Job>
Can you repeat the data word for word, from its start through the line containing "hashtag-link[interactable]: #director [987, 211, 1051, 229]"?

Box annotation data
──────────────────────────────
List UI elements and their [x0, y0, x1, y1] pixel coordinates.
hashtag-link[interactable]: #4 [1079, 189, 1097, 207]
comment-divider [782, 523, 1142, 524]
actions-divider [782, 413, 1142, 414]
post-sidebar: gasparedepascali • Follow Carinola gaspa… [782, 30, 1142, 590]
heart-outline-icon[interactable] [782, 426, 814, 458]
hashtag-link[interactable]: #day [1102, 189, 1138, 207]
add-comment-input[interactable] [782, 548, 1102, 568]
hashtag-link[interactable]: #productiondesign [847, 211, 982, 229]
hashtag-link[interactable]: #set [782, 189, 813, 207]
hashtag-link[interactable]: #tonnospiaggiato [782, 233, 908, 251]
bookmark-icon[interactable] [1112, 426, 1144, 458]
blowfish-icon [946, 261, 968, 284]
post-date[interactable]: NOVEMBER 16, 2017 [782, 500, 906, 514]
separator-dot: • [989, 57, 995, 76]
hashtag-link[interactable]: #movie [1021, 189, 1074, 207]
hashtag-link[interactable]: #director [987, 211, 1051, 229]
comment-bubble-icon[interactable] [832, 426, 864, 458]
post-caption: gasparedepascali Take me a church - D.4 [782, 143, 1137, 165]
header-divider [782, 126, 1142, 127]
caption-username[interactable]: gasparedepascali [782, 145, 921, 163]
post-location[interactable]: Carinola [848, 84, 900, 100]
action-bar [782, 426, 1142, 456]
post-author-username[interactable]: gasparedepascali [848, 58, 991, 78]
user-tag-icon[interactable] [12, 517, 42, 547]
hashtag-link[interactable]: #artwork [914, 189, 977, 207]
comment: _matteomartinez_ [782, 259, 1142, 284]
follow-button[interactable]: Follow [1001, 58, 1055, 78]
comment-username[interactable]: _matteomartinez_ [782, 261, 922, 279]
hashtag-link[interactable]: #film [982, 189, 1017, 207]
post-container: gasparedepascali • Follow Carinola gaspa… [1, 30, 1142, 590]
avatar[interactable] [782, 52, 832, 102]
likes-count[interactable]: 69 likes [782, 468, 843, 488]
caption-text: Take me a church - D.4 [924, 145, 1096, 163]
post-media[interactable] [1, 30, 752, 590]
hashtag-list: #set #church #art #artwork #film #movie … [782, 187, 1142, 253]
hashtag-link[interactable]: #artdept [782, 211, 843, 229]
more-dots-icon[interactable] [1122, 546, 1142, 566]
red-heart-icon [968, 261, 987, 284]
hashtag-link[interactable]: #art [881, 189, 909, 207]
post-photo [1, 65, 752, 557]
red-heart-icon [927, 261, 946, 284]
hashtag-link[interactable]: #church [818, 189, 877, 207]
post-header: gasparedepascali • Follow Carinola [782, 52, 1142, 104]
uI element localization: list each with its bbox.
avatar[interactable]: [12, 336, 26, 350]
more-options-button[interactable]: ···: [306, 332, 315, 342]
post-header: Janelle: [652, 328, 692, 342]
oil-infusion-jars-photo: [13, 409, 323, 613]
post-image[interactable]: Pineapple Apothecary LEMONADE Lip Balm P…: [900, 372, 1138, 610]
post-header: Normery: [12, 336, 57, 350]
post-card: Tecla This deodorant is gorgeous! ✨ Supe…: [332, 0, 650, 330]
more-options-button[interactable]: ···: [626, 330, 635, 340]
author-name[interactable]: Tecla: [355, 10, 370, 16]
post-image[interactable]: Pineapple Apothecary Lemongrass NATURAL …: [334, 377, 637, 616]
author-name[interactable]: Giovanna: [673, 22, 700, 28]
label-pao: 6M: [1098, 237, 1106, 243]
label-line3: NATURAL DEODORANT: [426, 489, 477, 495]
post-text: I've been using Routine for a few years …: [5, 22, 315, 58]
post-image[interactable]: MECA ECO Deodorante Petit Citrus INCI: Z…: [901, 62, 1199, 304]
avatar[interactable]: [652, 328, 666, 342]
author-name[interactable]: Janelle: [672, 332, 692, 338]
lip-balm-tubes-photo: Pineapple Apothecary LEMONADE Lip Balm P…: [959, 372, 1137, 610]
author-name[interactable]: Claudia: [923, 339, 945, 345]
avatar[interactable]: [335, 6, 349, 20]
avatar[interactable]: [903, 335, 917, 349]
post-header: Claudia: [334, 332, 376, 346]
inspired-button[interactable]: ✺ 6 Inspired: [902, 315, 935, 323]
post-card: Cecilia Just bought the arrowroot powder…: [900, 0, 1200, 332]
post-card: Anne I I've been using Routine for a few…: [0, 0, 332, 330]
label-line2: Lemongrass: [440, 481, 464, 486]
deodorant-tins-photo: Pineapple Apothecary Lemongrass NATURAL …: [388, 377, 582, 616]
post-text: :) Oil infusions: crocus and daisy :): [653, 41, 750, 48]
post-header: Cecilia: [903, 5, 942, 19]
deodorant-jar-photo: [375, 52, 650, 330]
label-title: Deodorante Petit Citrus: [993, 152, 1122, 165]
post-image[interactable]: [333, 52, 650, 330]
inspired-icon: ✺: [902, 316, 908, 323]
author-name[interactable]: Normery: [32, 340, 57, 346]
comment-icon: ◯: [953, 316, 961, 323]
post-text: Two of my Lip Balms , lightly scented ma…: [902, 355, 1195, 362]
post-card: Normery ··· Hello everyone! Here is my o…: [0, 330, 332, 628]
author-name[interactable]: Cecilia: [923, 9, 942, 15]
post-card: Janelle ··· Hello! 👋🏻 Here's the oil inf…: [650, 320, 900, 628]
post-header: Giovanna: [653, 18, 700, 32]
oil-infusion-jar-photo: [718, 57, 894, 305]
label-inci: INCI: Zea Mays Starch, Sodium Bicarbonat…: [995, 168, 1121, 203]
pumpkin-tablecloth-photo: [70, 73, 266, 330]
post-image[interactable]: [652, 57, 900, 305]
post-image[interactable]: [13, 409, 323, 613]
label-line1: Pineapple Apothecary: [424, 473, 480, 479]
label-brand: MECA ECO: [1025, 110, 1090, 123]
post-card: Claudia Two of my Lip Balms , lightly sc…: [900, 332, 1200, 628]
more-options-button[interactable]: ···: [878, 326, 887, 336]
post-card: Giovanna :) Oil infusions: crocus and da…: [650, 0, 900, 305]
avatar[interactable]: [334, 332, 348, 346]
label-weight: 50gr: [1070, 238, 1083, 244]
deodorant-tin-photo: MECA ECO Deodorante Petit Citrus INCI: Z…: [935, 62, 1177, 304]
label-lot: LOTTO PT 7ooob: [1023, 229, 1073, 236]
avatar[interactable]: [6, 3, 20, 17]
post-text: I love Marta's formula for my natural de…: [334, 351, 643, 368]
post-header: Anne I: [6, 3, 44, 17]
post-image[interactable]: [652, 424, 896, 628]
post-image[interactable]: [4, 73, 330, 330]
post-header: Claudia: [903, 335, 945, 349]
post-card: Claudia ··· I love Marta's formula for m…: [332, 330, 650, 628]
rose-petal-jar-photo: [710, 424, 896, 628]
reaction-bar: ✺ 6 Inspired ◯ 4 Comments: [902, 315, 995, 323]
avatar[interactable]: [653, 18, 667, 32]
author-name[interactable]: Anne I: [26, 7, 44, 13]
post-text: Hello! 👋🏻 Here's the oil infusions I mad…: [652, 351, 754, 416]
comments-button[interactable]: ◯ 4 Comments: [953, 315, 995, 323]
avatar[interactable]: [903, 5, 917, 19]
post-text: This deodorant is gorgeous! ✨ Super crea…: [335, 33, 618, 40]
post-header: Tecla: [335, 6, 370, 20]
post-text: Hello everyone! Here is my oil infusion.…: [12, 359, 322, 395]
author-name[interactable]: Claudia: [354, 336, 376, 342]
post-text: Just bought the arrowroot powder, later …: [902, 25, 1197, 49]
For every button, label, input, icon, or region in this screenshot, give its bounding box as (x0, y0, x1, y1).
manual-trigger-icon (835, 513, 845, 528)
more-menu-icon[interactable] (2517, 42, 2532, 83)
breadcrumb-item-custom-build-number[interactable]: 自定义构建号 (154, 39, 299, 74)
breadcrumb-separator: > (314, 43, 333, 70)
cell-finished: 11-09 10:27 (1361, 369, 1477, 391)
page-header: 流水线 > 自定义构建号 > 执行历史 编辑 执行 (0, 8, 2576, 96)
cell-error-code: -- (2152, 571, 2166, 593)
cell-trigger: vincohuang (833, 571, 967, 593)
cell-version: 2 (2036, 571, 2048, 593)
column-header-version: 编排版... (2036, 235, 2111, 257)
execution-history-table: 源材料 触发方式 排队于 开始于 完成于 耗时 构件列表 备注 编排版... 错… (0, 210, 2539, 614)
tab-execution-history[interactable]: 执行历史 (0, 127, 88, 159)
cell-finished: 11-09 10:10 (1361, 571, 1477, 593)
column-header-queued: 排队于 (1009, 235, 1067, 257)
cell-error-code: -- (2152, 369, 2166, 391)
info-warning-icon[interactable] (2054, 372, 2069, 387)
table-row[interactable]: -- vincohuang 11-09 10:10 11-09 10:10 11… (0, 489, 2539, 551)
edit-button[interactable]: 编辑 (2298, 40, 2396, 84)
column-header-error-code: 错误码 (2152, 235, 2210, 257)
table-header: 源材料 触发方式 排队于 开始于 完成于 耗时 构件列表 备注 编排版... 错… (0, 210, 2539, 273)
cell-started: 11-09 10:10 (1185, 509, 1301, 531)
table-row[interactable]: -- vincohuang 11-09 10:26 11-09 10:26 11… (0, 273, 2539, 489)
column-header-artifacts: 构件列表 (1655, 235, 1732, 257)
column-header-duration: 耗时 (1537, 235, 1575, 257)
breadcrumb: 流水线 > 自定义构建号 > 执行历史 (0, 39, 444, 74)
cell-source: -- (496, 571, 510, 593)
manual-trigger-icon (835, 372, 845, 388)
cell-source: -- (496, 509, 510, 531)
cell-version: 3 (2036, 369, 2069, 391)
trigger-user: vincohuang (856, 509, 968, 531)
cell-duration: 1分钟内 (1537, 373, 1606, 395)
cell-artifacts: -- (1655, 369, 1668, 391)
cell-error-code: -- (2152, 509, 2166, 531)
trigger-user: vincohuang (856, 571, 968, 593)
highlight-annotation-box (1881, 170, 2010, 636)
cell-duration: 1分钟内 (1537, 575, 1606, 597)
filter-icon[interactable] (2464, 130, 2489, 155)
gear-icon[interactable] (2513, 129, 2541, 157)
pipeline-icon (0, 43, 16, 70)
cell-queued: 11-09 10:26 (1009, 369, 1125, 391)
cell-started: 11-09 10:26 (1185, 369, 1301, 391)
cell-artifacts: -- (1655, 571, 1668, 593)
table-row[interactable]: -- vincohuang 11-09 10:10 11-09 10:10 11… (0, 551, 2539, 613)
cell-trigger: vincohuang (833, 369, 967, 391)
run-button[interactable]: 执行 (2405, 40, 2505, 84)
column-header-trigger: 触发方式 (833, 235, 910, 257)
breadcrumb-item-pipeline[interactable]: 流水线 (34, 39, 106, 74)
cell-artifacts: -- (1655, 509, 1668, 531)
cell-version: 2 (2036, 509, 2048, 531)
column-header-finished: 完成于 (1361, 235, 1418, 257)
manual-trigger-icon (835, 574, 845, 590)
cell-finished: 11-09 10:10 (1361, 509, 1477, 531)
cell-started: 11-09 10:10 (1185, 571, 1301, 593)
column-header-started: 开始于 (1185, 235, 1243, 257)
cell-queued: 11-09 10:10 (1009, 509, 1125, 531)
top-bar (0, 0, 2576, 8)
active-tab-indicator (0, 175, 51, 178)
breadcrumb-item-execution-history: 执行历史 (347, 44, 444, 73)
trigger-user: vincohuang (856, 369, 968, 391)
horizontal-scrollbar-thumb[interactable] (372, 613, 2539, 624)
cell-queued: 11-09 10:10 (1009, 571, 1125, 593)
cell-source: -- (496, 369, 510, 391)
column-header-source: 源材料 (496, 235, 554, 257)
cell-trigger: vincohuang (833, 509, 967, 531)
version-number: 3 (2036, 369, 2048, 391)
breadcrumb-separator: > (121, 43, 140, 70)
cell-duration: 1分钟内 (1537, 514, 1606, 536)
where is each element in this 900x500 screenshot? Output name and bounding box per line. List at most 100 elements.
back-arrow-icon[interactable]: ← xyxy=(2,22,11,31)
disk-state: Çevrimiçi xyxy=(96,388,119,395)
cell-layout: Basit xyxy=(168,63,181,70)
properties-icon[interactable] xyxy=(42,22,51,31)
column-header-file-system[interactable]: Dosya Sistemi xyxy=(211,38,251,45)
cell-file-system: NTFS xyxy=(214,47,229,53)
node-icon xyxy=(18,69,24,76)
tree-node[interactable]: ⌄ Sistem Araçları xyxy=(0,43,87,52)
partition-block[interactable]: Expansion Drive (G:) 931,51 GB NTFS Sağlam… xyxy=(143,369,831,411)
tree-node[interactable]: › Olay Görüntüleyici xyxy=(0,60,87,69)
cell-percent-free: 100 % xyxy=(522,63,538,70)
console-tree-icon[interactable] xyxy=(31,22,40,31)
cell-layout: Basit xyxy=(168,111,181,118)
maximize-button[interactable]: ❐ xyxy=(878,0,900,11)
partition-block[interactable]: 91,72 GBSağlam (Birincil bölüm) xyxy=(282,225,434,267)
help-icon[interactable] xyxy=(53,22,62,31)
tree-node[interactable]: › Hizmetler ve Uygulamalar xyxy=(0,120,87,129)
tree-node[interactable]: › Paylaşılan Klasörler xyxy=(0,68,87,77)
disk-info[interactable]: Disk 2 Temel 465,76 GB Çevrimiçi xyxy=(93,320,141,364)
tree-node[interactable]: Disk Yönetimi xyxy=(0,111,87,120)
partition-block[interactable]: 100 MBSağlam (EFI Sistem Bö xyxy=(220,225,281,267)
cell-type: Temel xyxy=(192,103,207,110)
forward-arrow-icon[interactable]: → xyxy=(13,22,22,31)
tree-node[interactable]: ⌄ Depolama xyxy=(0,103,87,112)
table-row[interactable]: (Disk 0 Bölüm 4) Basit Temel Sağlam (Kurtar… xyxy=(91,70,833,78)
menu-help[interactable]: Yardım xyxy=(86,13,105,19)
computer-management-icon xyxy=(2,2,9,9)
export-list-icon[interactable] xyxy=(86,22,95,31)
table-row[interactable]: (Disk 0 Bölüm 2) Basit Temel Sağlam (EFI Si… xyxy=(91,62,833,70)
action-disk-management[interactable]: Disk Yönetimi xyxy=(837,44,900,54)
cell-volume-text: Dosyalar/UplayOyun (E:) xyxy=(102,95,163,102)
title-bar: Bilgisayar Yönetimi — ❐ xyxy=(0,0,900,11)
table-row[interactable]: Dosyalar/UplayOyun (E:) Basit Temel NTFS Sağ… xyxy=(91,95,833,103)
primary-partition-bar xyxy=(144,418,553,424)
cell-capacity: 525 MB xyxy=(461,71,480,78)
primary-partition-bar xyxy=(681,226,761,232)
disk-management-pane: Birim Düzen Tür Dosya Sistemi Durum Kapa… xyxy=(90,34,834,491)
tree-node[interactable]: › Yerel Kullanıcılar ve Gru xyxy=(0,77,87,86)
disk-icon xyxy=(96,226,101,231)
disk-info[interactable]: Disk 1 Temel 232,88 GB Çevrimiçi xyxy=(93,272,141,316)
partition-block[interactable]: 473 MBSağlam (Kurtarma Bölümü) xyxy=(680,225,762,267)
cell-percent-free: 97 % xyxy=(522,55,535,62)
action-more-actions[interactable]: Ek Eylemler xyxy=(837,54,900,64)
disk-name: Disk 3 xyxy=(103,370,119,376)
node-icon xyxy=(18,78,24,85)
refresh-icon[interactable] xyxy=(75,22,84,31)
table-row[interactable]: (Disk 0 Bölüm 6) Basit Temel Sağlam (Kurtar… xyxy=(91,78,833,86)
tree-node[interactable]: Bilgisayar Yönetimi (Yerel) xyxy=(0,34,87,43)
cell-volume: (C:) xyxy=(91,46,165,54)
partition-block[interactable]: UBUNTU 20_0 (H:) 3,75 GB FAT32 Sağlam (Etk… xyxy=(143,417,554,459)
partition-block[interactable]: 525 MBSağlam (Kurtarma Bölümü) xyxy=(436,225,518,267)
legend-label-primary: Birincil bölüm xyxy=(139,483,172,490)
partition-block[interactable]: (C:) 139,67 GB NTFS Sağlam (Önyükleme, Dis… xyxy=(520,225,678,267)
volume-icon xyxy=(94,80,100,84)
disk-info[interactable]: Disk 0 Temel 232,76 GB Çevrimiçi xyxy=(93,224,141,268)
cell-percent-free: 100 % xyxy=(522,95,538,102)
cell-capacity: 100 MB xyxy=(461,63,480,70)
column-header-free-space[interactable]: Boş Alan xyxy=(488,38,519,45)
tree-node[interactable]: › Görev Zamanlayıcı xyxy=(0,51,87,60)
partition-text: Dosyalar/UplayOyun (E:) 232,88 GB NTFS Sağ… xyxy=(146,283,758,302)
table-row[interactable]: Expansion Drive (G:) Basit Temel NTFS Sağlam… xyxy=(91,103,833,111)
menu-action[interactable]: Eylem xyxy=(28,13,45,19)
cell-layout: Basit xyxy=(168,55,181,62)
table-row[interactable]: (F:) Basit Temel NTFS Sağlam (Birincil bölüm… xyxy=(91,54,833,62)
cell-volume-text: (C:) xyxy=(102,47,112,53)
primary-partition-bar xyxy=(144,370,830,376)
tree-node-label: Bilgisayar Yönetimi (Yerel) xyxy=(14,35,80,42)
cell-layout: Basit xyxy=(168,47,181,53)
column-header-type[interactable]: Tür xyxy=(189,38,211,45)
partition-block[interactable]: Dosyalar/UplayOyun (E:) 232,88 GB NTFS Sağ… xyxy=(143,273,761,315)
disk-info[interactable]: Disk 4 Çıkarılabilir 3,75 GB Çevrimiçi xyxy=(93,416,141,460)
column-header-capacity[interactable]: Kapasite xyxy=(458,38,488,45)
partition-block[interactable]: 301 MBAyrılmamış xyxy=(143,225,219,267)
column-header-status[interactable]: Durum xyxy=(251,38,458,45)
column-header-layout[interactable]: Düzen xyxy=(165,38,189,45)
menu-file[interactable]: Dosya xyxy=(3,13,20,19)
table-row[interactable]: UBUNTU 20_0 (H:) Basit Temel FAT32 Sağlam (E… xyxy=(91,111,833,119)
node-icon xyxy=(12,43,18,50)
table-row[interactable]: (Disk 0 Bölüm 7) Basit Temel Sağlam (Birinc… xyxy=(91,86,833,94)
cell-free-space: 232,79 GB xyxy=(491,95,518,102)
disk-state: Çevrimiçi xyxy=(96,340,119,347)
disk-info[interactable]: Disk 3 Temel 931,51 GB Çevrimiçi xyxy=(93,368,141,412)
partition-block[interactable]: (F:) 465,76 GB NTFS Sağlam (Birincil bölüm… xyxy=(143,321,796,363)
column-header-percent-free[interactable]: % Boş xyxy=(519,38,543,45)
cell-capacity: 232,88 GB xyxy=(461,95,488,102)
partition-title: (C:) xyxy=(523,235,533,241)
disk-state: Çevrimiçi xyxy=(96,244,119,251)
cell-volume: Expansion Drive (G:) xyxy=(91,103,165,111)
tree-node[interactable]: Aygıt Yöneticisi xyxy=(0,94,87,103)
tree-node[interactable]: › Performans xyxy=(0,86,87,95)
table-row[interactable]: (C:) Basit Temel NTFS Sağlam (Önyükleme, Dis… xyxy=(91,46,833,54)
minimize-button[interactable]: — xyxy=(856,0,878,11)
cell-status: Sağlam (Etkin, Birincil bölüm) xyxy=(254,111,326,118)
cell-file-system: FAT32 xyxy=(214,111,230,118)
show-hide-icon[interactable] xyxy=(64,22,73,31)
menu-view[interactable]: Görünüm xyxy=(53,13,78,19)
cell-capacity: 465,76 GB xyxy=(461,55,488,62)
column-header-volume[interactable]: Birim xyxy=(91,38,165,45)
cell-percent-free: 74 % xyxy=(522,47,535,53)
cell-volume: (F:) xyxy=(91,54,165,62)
──────────────────────────────
Full response>
List UI elements and their [x0, y0, x1, y1] pixel coordinates.
hashtag-link[interactable]: #4 [1079, 189, 1097, 207]
comment-divider [782, 523, 1142, 524]
actions-divider [782, 413, 1142, 414]
post-sidebar: gasparedepascali • Follow Carinola gaspa… [782, 30, 1142, 590]
heart-outline-icon[interactable] [782, 426, 814, 458]
hashtag-link[interactable]: #day [1102, 189, 1138, 207]
add-comment-input[interactable] [782, 548, 1102, 568]
hashtag-link[interactable]: #productiondesign [847, 211, 982, 229]
hashtag-link[interactable]: #set [782, 189, 813, 207]
hashtag-link[interactable]: #tonnospiaggiato [782, 233, 908, 251]
bookmark-icon[interactable] [1112, 426, 1144, 458]
blowfish-icon [946, 261, 968, 284]
post-date[interactable]: NOVEMBER 16, 2017 [782, 500, 906, 514]
separator-dot: • [989, 57, 995, 76]
hashtag-link[interactable]: #movie [1021, 189, 1074, 207]
hashtag-link[interactable]: #director [987, 211, 1051, 229]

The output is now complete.